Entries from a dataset
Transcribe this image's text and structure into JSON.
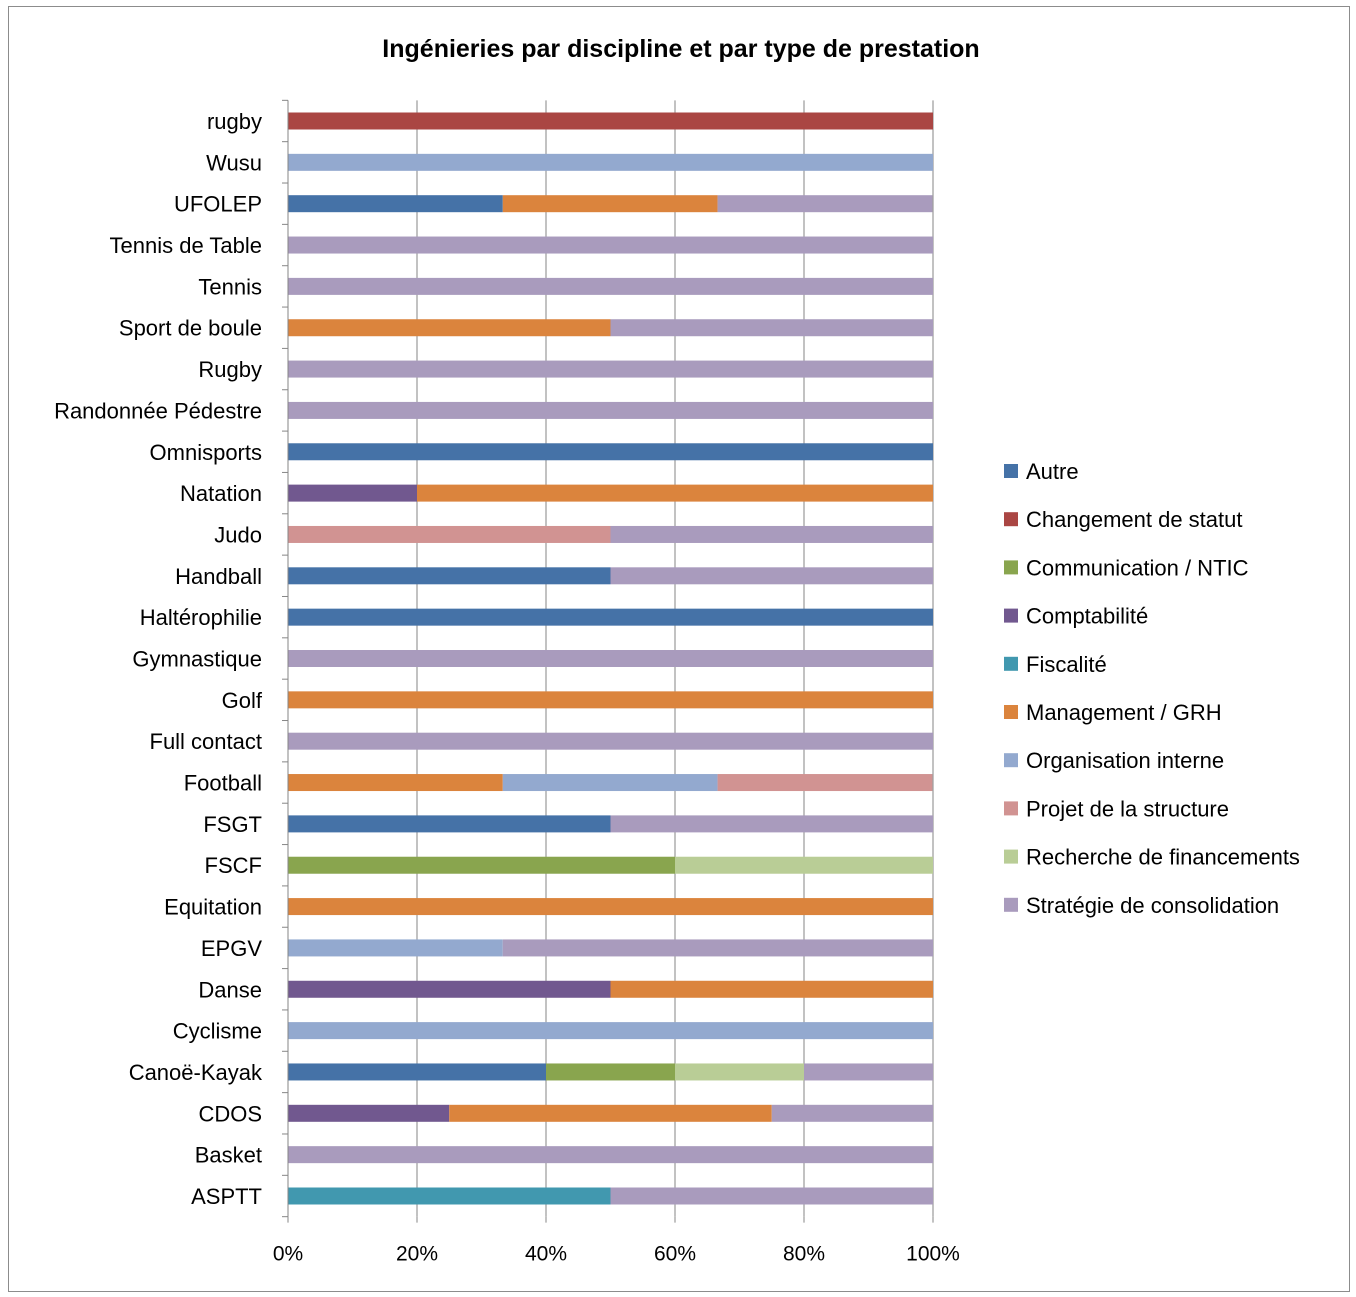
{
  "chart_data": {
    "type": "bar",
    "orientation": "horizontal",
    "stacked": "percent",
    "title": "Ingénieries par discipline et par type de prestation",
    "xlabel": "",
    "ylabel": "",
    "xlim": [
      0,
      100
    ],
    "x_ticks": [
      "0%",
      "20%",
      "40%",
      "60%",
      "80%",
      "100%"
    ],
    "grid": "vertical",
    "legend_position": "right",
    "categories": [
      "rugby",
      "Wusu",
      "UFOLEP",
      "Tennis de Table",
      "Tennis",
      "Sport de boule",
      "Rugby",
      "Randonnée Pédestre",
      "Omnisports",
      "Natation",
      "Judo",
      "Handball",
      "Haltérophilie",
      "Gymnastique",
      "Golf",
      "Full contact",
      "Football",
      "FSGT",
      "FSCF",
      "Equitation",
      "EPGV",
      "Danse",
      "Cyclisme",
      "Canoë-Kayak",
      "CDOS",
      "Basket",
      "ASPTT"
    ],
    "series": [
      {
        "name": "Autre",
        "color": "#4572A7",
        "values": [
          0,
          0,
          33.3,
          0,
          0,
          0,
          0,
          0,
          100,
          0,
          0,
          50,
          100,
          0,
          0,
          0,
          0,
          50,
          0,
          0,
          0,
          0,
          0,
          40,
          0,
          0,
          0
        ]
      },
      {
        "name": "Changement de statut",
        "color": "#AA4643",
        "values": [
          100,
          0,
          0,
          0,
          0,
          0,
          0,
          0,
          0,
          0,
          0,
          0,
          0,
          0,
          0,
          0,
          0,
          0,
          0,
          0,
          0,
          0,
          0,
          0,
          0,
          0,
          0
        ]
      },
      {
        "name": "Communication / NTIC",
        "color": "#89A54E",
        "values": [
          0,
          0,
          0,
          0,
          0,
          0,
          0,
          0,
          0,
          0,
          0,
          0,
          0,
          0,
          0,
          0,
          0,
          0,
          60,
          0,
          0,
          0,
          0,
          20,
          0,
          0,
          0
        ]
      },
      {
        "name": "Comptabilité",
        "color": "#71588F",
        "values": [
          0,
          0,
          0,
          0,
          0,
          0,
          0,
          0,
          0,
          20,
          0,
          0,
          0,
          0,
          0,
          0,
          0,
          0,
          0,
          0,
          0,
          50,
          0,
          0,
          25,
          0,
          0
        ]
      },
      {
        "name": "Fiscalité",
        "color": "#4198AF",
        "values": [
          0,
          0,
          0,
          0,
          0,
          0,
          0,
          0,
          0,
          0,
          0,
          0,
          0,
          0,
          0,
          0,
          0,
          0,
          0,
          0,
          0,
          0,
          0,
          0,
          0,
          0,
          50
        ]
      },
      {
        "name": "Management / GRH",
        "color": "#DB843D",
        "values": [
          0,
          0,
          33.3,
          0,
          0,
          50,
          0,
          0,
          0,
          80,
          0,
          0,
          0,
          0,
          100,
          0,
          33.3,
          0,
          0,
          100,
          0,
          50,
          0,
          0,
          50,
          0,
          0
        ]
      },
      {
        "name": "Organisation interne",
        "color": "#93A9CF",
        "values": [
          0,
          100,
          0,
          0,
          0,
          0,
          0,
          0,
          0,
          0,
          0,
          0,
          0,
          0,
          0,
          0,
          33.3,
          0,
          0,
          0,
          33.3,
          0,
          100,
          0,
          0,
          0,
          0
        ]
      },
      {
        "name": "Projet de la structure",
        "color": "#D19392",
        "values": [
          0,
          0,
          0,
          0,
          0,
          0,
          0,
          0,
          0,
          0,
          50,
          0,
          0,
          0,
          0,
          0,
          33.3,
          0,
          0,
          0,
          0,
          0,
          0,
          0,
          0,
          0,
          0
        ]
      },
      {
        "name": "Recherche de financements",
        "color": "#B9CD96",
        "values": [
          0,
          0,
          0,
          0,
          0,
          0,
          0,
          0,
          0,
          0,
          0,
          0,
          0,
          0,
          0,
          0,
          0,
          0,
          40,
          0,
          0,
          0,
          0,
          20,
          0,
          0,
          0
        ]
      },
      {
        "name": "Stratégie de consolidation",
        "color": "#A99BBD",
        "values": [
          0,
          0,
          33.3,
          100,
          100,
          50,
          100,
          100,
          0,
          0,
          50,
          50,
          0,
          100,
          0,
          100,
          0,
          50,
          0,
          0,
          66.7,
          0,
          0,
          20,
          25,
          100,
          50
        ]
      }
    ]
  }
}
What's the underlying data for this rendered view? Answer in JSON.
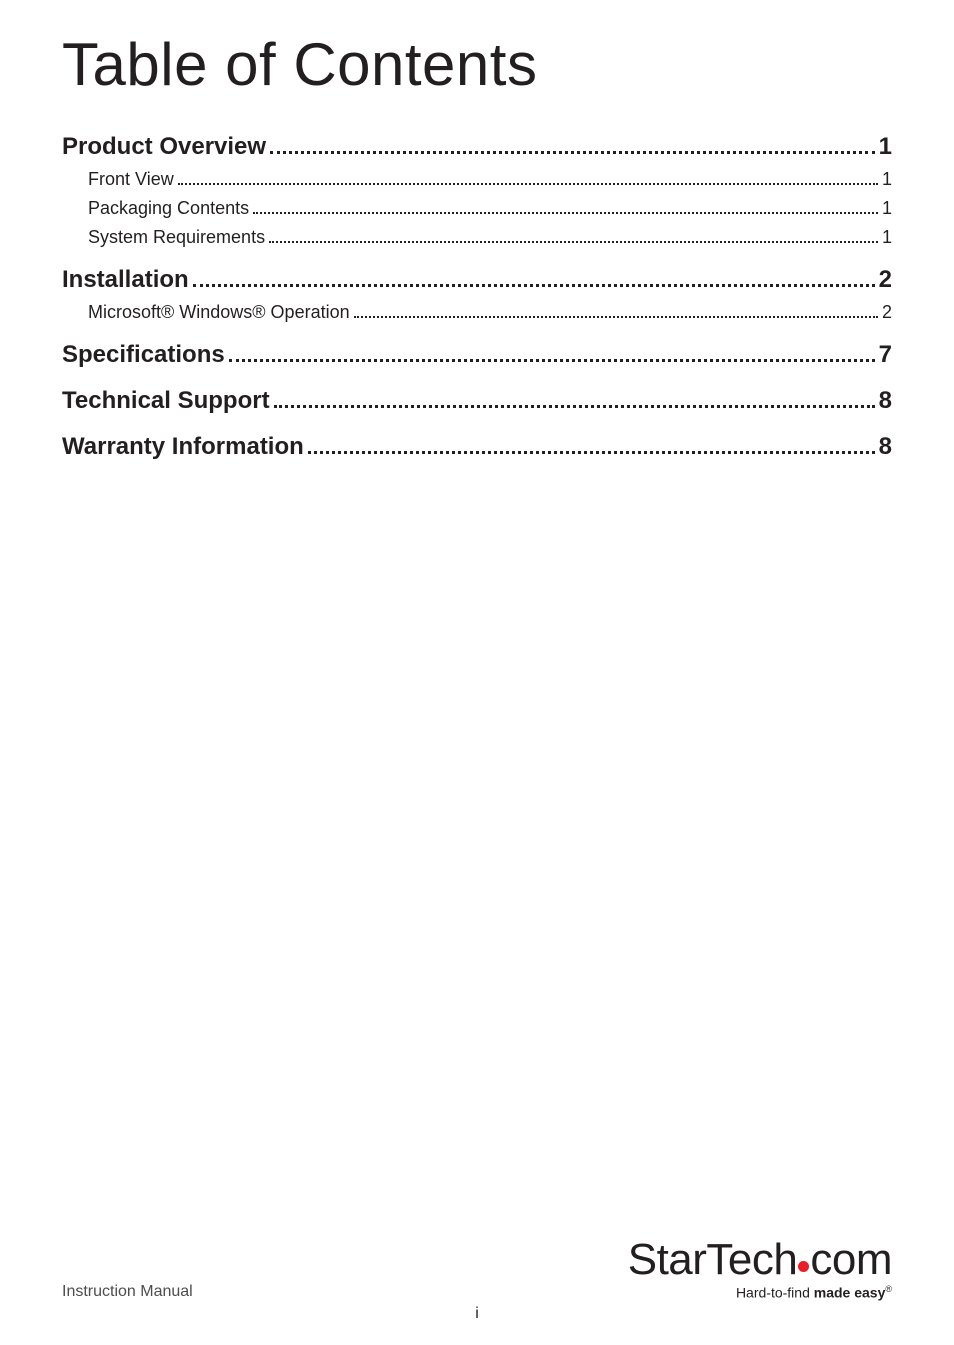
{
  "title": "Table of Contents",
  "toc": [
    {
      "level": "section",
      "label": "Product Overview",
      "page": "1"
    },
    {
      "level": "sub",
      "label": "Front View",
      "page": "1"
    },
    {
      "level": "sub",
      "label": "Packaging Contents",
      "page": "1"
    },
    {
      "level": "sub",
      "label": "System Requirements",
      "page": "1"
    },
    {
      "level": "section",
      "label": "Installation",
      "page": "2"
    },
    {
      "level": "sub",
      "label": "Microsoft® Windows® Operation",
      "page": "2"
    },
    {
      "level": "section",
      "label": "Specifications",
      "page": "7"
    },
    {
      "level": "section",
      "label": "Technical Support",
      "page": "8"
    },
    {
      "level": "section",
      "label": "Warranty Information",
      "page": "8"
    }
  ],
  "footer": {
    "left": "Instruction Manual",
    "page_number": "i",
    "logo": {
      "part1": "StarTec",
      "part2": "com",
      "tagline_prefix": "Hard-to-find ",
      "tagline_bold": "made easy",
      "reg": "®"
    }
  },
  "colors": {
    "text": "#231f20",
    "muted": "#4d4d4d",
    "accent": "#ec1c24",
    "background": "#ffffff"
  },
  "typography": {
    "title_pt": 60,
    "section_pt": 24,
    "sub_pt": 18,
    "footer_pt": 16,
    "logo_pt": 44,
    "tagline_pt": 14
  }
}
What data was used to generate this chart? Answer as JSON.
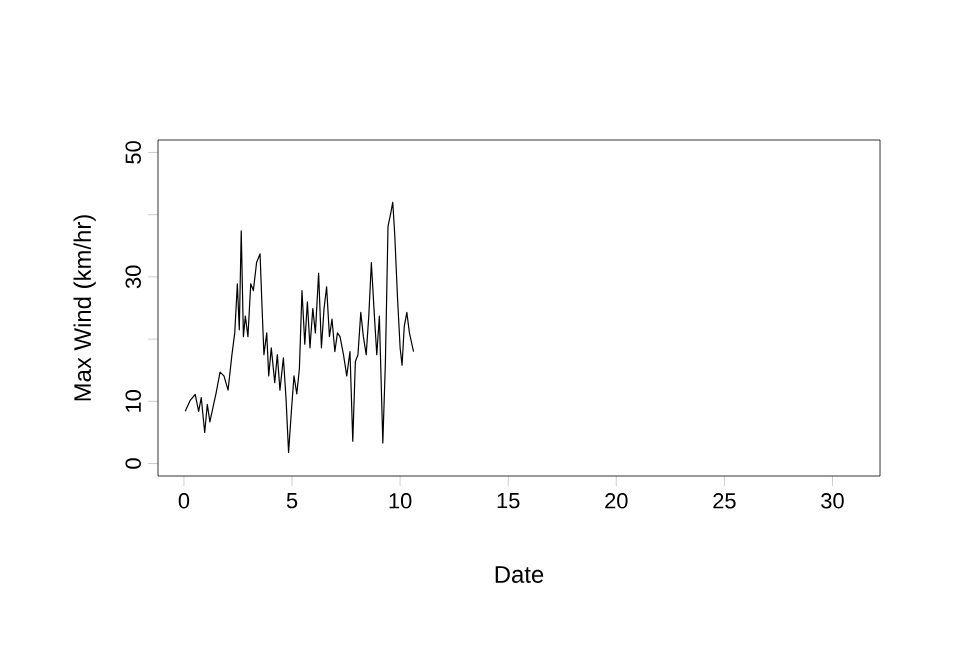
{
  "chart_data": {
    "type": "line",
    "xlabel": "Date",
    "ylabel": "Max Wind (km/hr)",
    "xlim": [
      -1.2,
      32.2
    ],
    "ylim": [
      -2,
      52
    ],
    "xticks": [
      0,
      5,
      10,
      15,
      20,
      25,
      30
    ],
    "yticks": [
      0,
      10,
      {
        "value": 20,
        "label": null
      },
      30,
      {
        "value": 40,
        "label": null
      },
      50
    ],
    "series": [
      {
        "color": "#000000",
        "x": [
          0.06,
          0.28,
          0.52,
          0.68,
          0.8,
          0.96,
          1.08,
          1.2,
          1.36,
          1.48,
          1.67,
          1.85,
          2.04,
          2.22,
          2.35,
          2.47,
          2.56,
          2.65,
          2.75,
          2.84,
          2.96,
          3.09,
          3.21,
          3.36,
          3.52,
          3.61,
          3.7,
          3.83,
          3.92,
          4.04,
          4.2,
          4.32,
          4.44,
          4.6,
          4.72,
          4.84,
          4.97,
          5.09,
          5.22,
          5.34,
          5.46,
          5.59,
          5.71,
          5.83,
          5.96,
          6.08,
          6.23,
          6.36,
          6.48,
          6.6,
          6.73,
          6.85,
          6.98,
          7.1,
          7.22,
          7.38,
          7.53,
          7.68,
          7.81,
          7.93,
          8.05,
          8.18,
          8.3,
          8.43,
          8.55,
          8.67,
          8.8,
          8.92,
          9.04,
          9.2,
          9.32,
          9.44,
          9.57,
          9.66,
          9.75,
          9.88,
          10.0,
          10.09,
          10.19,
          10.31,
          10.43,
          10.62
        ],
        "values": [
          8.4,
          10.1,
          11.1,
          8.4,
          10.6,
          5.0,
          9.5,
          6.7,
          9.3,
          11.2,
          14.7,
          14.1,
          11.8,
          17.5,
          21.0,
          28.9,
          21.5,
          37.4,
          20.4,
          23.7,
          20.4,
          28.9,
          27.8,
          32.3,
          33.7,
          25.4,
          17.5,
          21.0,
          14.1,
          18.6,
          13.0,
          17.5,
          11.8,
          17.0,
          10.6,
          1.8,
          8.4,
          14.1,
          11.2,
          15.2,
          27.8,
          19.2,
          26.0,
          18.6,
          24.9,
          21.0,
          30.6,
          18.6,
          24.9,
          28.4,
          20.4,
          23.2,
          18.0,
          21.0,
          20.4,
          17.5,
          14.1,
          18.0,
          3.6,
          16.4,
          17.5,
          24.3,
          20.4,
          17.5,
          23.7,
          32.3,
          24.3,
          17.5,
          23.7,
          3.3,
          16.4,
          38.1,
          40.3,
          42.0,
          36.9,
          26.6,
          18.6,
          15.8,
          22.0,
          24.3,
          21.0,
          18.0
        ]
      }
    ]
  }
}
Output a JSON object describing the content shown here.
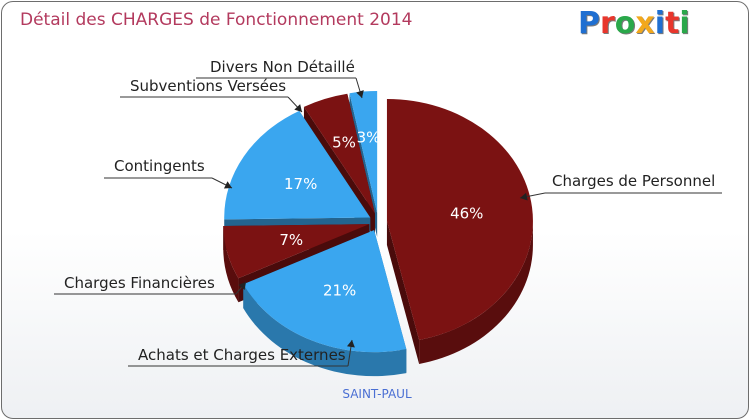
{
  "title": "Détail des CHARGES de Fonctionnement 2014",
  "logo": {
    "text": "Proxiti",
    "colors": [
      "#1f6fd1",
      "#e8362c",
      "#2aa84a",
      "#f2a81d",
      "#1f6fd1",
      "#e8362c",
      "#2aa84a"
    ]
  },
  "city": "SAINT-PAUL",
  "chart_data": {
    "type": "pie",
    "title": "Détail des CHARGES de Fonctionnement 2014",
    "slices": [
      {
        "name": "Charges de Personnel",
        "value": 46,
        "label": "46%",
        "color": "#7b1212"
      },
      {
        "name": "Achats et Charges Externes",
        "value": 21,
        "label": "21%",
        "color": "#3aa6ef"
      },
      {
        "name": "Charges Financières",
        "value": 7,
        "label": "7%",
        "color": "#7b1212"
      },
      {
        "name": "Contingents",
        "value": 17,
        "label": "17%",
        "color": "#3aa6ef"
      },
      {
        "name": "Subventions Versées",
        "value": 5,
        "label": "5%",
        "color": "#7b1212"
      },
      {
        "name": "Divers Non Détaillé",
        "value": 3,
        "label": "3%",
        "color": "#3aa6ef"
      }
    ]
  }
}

* **Task brief**
In the entries above, find lines with "Contents" and copy each.

* **Exercise answer**
  "title": "Table of Contents",
      "label": "Packaging Contents",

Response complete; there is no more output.